[Exercise task] Repeat the whole of the data, keeping every detail the same.
** Start of Task input **
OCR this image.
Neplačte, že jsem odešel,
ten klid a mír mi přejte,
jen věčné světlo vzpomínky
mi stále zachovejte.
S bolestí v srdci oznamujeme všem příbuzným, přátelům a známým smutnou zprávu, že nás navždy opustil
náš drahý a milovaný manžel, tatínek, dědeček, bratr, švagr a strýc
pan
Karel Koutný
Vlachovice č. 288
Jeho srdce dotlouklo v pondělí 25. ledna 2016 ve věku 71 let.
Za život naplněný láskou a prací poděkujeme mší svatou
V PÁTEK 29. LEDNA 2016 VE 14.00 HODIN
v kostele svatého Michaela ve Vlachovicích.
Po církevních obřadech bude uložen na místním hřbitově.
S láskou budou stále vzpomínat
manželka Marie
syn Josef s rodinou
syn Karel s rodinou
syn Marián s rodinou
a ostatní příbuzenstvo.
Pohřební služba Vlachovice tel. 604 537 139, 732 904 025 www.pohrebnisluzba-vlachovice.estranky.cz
** End of Task input **
[Correct response]
OCR this image.
Neplačte, že jsem odešel,
ten klid a mír mi přejte,
jen věčné světlo vzpomínky
mi stále zachovejte.
S bolestí v srdci oznamujeme všem příbuzným, přátelům a známým smutnou zprávu, že nás navždy opustil
náš drahý a milovaný manžel, tatínek, dědeček, bratr, švagr a strýc
pan
Karel Koutný
Vlachovice č. 288
Jeho srdce dotlouklo v pondělí 25. ledna 2016 ve věku 71 let.
Za život naplněný láskou a prací poděkujeme mší svatou
V PÁTEK 29. LEDNA 2016 VE 14.00 HODIN
v kostele svatého Michaela ve Vlachovicích.
Po církevních obřadech bude uložen na místním hřbitově.
S láskou budou stále vzpomínat
manželka Marie
syn Josef s rodinou
syn Karel s rodinou
syn Marián s rodinou
a ostatní příbuzenstvo.
Pohřební služba Vlachovice tel. 604 537 139, 732 904 025 www.pohrebnisluzba-vlachovice.estranky.cz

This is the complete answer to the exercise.